## WRITTEN TASK
Print the listing as it stands, omitting all images.

## GIVEN RECORDS
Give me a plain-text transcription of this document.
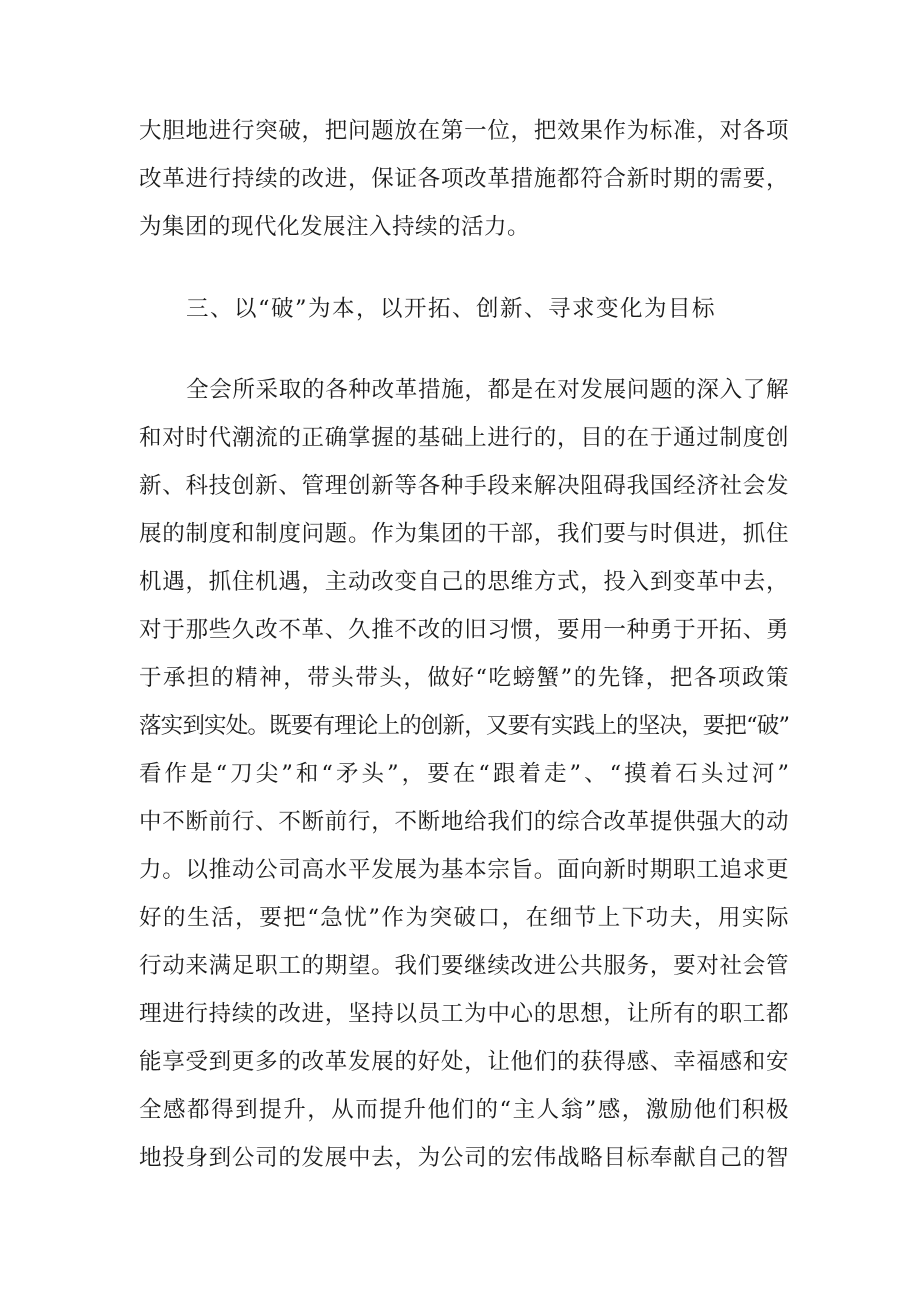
大胆地进行突破，把问题放在第一位，把效果作为标准，对各项
改革进行持续的改进，保证各项改革措施都符合新时期的需要，
为集团的现代化发展注入持续的活力。
三、以“破”为本，以开拓、创新、寻求变化为目标
全会所采取的各种改革措施，都是在对发展问题的深入了解
和对时代潮流的正确掌握的基础上进行的，目的在于通过制度创
新、科技创新、管理创新等各种手段来解决阻碍我国经济社会发
展的制度和制度问题。作为集团的干部，我们要与时俱进，抓住
机遇，抓住机遇，主动改变自己的思维方式，投入到变革中去，
对于那些久改不革、久推不改的旧习惯，要用一种勇于开拓、勇
于承担的精神，带头带头，做好“吃螃蟹”的先锋，把各项政策
落实到实处。既要有理论上的创新，又要有实践上的坚决，要把“破”
看作是“刀尖”和“矛头”，要在“跟着走”、“摸着石头过河”
中不断前行、不断前行，不断地给我们的综合改革提供强大的动
力。以推动公司高水平发展为基本宗旨。面向新时期职工追求更
好的生活，要把“急忧”作为突破口，在细节上下功夫，用实际
行动来满足职工的期望。我们要继续改进公共服务，要对社会管
理进行持续的改进，坚持以员工为中心的思想，让所有的职工都
能享受到更多的改革发展的好处，让他们的获得感、幸福感和安
全感都得到提升，从而提升他们的“主人翁”感，激励他们积极
地投身到公司的发展中去，为公司的宏伟战略目标奉献自己的智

## RESPONSE
Give me a plain-text transcription of this document.
大胆地进行突破，把问题放在第一位，把效果作为标准，对各项
改革进行持续的改进，保证各项改革措施都符合新时期的需要，
为集团的现代化发展注入持续的活力。
三、以“破”为本，以开拓、创新、寻求变化为目标
全会所采取的各种改革措施，都是在对发展问题的深入了解
和对时代潮流的正确掌握的基础上进行的，目的在于通过制度创
新、科技创新、管理创新等各种手段来解决阻碍我国经济社会发
展的制度和制度问题。作为集团的干部，我们要与时俱进，抓住
机遇，抓住机遇，主动改变自己的思维方式，投入到变革中去，
对于那些久改不革、久推不改的旧习惯，要用一种勇于开拓、勇
于承担的精神，带头带头，做好“吃螃蟹”的先锋，把各项政策
落实到实处。既要有理论上的创新，又要有实践上的坚决，要把“破”
看作是“刀尖”和“矛头”，要在“跟着走”、“摸着石头过河”
中不断前行、不断前行，不断地给我们的综合改革提供强大的动
力。以推动公司高水平发展为基本宗旨。面向新时期职工追求更
好的生活，要把“急忧”作为突破口，在细节上下功夫，用实际
行动来满足职工的期望。我们要继续改进公共服务，要对社会管
理进行持续的改进，坚持以员工为中心的思想，让所有的职工都
能享受到更多的改革发展的好处，让他们的获得感、幸福感和安
全感都得到提升，从而提升他们的“主人翁”感，激励他们积极
地投身到公司的发展中去，为公司的宏伟战略目标奉献自己的智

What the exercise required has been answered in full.